- _SUPPLIED ENTRIES_:
-=-=-

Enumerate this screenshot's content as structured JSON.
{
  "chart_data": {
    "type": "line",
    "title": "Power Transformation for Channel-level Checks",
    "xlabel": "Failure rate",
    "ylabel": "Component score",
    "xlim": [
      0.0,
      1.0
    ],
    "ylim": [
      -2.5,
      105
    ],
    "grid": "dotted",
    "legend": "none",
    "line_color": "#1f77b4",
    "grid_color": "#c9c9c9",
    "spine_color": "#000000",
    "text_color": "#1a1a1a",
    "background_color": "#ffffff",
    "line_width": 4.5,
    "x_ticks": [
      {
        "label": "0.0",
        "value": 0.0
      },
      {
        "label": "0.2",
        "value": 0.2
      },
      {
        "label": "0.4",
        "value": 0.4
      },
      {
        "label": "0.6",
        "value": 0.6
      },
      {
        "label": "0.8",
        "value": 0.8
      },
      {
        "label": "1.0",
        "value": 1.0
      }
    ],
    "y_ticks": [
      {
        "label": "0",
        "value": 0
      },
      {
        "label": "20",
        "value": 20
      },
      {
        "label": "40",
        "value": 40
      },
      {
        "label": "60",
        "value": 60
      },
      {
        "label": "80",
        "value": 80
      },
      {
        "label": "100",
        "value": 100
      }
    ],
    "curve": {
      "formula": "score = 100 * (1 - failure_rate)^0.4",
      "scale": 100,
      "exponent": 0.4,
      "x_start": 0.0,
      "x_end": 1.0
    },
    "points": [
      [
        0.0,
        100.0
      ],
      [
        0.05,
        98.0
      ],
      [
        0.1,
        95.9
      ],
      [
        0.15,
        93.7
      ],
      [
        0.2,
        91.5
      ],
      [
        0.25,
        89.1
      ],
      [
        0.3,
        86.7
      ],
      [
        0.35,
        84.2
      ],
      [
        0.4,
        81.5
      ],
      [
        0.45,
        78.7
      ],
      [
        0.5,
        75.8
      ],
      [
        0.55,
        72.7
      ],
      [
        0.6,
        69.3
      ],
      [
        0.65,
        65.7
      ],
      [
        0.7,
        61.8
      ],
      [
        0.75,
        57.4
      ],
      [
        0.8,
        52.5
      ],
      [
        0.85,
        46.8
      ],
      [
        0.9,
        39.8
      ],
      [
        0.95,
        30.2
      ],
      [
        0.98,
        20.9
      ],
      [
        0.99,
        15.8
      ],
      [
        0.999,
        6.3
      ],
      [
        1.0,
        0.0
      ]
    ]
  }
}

-=-=-

- _WHAT YOU ARE ASKED TO DO_:
Each line of the material above must be retyped precisely.

- _ANSWER TO THE PROBLEM_:
Enumerate this screenshot's content as structured JSON.
{
  "chart_data": {
    "type": "line",
    "title": "Power Transformation for Channel-level Checks",
    "xlabel": "Failure rate",
    "ylabel": "Component score",
    "xlim": [
      0.0,
      1.0
    ],
    "ylim": [
      -2.5,
      105
    ],
    "grid": "dotted",
    "legend": "none",
    "line_color": "#1f77b4",
    "grid_color": "#c9c9c9",
    "spine_color": "#000000",
    "text_color": "#1a1a1a",
    "background_color": "#ffffff",
    "line_width": 4.5,
    "x_ticks": [
      {
        "label": "0.0",
        "value": 0.0
      },
      {
        "label": "0.2",
        "value": 0.2
      },
      {
        "label": "0.4",
        "value": 0.4
      },
      {
        "label": "0.6",
        "value": 0.6
      },
      {
        "label": "0.8",
        "value": 0.8
      },
      {
        "label": "1.0",
        "value": 1.0
      }
    ],
    "y_ticks": [
      {
        "label": "0",
        "value": 0
      },
      {
        "label": "20",
        "value": 20
      },
      {
        "label": "40",
        "value": 40
      },
      {
        "label": "60",
        "value": 60
      },
      {
        "label": "80",
        "value": 80
      },
      {
        "label": "100",
        "value": 100
      }
    ],
    "curve": {
      "formula": "score = 100 * (1 - failure_rate)^0.4",
      "scale": 100,
      "exponent": 0.4,
      "x_start": 0.0,
      "x_end": 1.0
    },
    "points": [
      [
        0.0,
        100.0
      ],
      [
        0.05,
        98.0
      ],
      [
        0.1,
        95.9
      ],
      [
        0.15,
        93.7
      ],
      [
        0.2,
        91.5
      ],
      [
        0.25,
        89.1
      ],
      [
        0.3,
        86.7
      ],
      [
        0.35,
        84.2
      ],
      [
        0.4,
        81.5
      ],
      [
        0.45,
        78.7
      ],
      [
        0.5,
        75.8
      ],
      [
        0.55,
        72.7
      ],
      [
        0.6,
        69.3
      ],
      [
        0.65,
        65.7
      ],
      [
        0.7,
        61.8
      ],
      [
        0.75,
        57.4
      ],
      [
        0.8,
        52.5
      ],
      [
        0.85,
        46.8
      ],
      [
        0.9,
        39.8
      ],
      [
        0.95,
        30.2
      ],
      [
        0.98,
        20.9
      ],
      [
        0.99,
        15.8
      ],
      [
        0.999,
        6.3
      ],
      [
        1.0,
        0.0
      ]
    ]
  }
}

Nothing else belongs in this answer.